Data:
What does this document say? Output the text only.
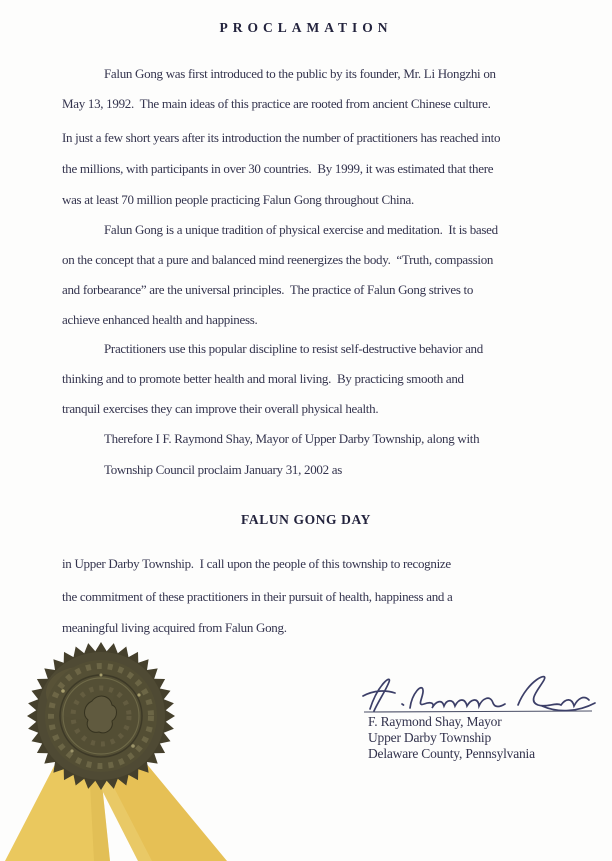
PROCLAMATION
Falun Gong was first introduced to the public by its founder, Mr. Li Hongzhi on
May 13, 1992.  The main ideas of this practice are rooted from ancient Chinese culture.
In just a few short years after its introduction the number of practitioners has reached into
the millions, with participants in over 30 countries.  By 1999, it was estimated that there
was at least 70 million people practicing Falun Gong throughout China.
Falun Gong is a unique tradition of physical exercise and meditation.  It is based
on the concept that a pure and balanced mind reenergizes the body.  “Truth, compassion
and forbearance” are the universal principles.  The practice of Falun Gong strives to
achieve enhanced health and happiness.
Practitioners use this popular discipline to resist self-destructive behavior and
thinking and to promote better health and moral living.  By practicing smooth and
tranquil exercises they can improve their overall physical health.
Therefore I F. Raymond Shay, Mayor of Upper Darby Township, along with
Township Council proclaim January 31, 2002 as
FALUN GONG DAY
in Upper Darby Township.  I call upon the people of this township to recognize
the commitment of these practitioners in their pursuit of health, happiness and a
meaningful living acquired from Falun Gong.
F. Raymond Shay, Mayor
Upper Darby Township
Delaware County, Pennsylvania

Do this: Exclude the pictures and repeat every other part of the records word for word.

Expected output:
What does this document say? Output the text only.
PROCLAMATION
Falun Gong was first introduced to the public by its founder, Mr. Li Hongzhi on
May 13, 1992.  The main ideas of this practice are rooted from ancient Chinese culture.
In just a few short years after its introduction the number of practitioners has reached into
the millions, with participants in over 30 countries.  By 1999, it was estimated that there
was at least 70 million people practicing Falun Gong throughout China.
Falun Gong is a unique tradition of physical exercise and meditation.  It is based
on the concept that a pure and balanced mind reenergizes the body.  “Truth, compassion
and forbearance” are the universal principles.  The practice of Falun Gong strives to
achieve enhanced health and happiness.
Practitioners use this popular discipline to resist self-destructive behavior and
thinking and to promote better health and moral living.  By practicing smooth and
tranquil exercises they can improve their overall physical health.
Therefore I F. Raymond Shay, Mayor of Upper Darby Township, along with
Township Council proclaim January 31, 2002 as
FALUN GONG DAY
in Upper Darby Township.  I call upon the people of this township to recognize
the commitment of these practitioners in their pursuit of health, happiness and a
meaningful living acquired from Falun Gong.
F. Raymond Shay, Mayor
Upper Darby Township
Delaware County, Pennsylvania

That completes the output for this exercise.